(Records from a data collection)
--
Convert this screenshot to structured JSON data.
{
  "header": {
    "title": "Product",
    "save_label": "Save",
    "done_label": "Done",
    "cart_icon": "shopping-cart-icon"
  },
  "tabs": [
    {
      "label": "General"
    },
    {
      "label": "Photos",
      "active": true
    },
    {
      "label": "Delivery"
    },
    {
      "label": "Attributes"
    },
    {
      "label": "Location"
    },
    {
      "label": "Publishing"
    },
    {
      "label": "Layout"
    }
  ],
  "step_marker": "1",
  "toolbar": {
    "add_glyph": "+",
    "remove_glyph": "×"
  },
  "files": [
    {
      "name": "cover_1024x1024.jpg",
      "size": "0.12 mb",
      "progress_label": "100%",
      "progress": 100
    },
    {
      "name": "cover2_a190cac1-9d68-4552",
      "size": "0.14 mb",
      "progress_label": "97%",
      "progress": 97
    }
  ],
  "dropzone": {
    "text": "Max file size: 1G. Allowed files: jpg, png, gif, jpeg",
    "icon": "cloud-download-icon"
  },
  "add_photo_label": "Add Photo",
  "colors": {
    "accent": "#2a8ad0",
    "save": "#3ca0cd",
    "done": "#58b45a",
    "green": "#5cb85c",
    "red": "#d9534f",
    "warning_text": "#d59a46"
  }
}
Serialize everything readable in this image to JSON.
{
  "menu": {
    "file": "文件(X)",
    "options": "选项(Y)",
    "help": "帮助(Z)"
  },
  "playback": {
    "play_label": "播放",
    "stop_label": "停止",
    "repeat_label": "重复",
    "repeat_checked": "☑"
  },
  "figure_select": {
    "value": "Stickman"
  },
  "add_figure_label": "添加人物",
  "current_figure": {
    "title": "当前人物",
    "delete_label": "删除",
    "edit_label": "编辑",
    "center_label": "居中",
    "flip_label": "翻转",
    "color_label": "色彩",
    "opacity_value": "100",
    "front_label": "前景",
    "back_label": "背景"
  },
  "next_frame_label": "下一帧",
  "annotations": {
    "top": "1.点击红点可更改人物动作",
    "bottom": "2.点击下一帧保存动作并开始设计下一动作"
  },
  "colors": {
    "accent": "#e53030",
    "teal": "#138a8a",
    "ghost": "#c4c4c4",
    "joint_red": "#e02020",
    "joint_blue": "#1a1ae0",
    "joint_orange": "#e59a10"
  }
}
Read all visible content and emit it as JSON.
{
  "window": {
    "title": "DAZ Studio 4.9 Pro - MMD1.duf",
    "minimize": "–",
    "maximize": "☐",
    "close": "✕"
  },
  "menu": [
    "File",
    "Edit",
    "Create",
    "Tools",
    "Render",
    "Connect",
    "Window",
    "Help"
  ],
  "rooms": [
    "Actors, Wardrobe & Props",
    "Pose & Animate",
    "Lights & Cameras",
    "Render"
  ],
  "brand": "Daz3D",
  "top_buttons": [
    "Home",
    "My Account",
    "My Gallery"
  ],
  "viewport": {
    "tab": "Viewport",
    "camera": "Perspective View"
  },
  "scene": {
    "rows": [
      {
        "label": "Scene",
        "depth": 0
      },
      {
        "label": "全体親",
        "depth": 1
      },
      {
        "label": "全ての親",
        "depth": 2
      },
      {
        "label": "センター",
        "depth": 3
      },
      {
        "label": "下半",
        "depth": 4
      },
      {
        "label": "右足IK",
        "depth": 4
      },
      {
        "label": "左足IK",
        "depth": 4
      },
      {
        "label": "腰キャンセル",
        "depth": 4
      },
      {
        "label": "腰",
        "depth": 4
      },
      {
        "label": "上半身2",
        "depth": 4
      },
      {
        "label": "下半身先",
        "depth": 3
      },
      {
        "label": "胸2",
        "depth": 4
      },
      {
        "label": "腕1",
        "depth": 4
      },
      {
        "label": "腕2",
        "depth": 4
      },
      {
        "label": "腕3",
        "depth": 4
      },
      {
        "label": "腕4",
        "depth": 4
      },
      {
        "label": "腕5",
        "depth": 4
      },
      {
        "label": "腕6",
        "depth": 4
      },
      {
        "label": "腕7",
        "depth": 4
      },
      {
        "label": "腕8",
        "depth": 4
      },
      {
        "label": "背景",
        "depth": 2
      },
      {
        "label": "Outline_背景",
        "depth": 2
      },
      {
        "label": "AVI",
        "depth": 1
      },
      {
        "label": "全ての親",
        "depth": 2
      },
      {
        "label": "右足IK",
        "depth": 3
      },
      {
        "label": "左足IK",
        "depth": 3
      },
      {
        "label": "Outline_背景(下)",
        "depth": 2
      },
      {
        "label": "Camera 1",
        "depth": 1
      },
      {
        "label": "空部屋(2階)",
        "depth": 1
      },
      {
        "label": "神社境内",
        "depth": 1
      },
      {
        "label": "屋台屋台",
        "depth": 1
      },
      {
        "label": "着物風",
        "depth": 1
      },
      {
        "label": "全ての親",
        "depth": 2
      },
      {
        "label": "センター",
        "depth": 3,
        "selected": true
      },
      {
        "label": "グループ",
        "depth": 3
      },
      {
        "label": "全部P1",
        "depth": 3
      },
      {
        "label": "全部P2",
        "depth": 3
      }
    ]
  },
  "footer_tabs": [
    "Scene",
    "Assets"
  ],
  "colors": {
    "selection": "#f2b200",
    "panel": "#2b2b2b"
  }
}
--
Where a line of the entries contains the word "name", copy that line.

      "name": "cover_1024x1024.jpg",
      "name": "cover2_a190cac1-9d68-4552",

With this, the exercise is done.